▶ _REQUIREMENTS_: For the records below, say how many lines contain the string "with". Give the number only.

▶ _EXERCISE INPUT_:
====================

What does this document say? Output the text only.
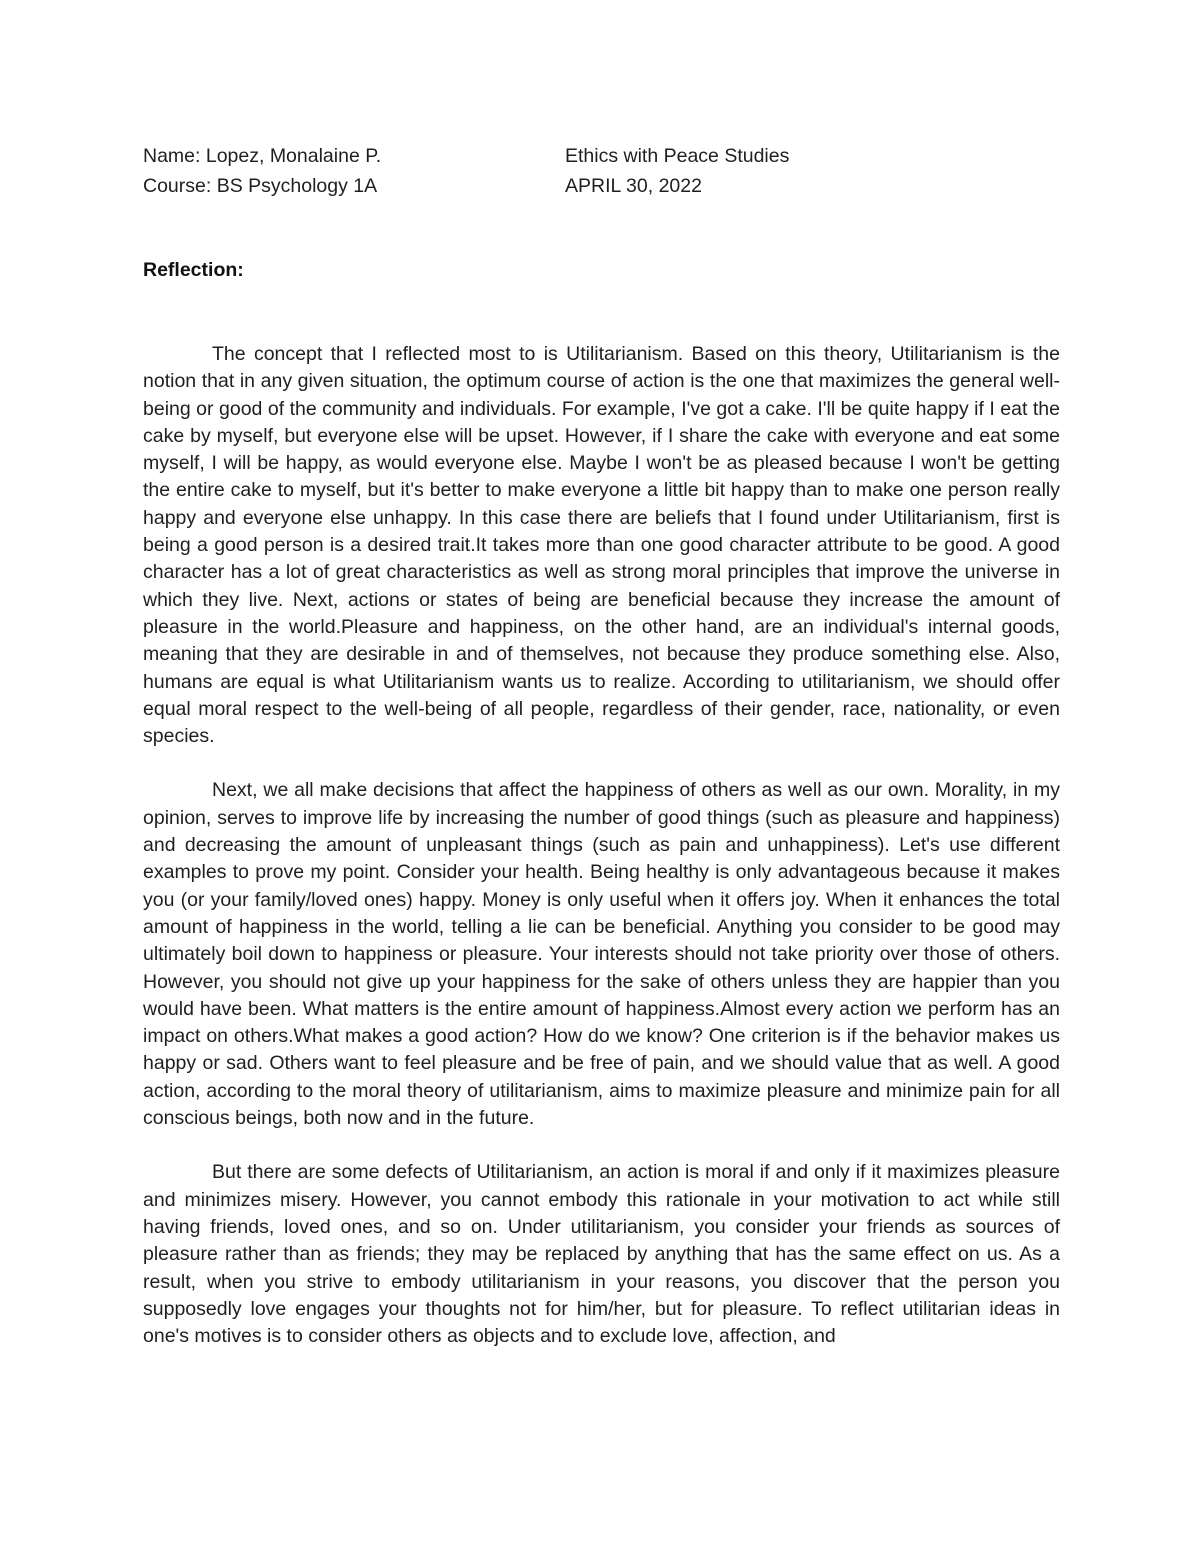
Name: Lopez, Monalaine P.	Ethics with Peace Studies
Course: BS Psychology 1A	APRIL 30, 2022
Reflection:

The concept that I reflected most to is Utilitarianism. Based on this theory, Utilitarianism is the notion that in any given situation, the optimum course of action is the one that maximizes the general well-being or good of the community and individuals. For example, I've got a cake. I'll be quite happy if I eat the cake by myself, but everyone else will be upset. However, if I share the cake with everyone and eat some myself, I will be happy, as would everyone else. Maybe I won't be as pleased because I won't be getting the entire cake to myself, but it's better to make everyone a little bit happy than to make one person really happy and everyone else unhappy. In this case there are beliefs that I found under Utilitarianism, first is being a good person is a desired trait.It takes more than one good character attribute to be good. A good character has a lot of great characteristics as well as strong moral principles that improve the universe in which they live. Next, actions or states of being are beneficial because they increase the amount of pleasure in the world.Pleasure and happiness, on the other hand, are an individual's internal goods, meaning that they are desirable in and of themselves, not because they produce something else. Also, humans are equal is what Utilitarianism wants us to realize. According to utilitarianism, we should offer equal moral respect to the well-being of all people, regardless of their gender, race, nationality, or even species.

Next, we all make decisions that affect the happiness of others as well as our own. Morality, in my opinion, serves to improve life by increasing the number of good things (such as pleasure and happiness) and decreasing the amount of unpleasant things (such as pain and unhappiness). Let's use different examples to prove my point. Consider your health. Being healthy is only advantageous because it makes you (or your family/loved ones) happy. Money is only useful when it offers joy. When it enhances the total amount of happiness in the world, telling a lie can be beneficial. Anything you consider to be good may ultimately boil down to happiness or pleasure. Your interests should not take priority over those of others. However, you should not give up your happiness for the sake of others unless they are happier than you would have been. What matters is the entire amount of happiness.Almost every action we perform has an impact on others.What makes a good action? How do we know? One criterion is if the behavior makes us happy or sad. Others want to feel pleasure and be free of pain, and we should value that as well. A good action, according to the moral theory of utilitarianism, aims to maximize pleasure and minimize pain for all conscious beings, both now and in the future.

But there are some defects of Utilitarianism, an action is moral if and only if it maximizes pleasure and minimizes misery. However, you cannot embody this rationale in your motivation to act while still having friends, loved ones, and so on. Under utilitarianism, you consider your friends as sources of pleasure rather than as friends; they may be replaced by anything that has the same effect on us. As a result, when you strive to embody utilitarianism in your reasons, you discover that the person you supposedly love engages your thoughts not for him/her, but for pleasure. To reflect utilitarian ideas in one's motives is to consider others as objects and to exclude love, affection, and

====================

▶ _EXPECTED ANSWER_: 2